> Exercise prompt
From the data that follows, copy every line holding the string "value".

> Data
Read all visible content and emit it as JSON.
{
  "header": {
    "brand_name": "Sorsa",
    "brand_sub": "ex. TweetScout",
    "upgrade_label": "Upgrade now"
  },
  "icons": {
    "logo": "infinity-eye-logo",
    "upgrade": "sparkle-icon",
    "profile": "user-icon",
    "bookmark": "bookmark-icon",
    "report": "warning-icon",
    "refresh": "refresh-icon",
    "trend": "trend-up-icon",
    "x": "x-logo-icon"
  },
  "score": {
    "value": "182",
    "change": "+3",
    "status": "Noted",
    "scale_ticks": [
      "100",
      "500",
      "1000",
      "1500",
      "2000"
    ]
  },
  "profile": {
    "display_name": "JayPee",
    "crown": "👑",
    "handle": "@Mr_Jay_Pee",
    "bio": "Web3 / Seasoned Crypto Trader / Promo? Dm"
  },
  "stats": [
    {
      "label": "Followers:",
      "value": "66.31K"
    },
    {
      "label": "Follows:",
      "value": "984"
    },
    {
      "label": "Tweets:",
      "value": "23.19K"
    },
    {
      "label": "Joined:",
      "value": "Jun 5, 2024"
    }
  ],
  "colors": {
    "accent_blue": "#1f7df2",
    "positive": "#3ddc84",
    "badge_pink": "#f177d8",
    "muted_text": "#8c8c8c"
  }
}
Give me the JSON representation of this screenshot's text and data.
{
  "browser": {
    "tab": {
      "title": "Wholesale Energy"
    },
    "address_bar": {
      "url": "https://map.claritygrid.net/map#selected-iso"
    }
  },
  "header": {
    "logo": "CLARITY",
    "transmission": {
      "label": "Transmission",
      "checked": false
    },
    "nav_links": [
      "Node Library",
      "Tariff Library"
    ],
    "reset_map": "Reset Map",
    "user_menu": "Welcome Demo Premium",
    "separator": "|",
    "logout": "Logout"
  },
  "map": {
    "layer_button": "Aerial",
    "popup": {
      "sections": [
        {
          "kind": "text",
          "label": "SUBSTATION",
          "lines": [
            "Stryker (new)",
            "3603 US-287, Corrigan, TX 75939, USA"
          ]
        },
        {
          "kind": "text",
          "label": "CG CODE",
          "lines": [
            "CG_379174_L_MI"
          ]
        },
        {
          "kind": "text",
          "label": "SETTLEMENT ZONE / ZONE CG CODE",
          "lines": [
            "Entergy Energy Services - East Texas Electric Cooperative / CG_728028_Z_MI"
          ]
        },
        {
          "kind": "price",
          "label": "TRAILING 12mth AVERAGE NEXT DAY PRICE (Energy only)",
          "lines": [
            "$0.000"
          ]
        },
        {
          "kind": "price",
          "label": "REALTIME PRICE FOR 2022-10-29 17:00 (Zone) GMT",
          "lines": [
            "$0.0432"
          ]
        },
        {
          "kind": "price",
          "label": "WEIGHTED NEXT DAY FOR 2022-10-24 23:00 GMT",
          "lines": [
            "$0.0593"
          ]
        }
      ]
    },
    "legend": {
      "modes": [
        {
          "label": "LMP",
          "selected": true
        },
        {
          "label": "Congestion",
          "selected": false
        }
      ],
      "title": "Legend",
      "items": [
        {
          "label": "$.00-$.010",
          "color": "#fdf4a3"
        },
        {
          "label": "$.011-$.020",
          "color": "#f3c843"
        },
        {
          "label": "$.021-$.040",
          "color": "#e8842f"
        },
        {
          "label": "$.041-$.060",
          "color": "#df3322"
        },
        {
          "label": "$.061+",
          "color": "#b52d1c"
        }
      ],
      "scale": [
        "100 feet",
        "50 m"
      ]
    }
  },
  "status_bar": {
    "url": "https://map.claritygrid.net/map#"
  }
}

> Solved exercise
    "value": "182",
      "value": "66.31K"
      "value": "984"
      "value": "23.19K"
      "value": "Jun 5, 2024"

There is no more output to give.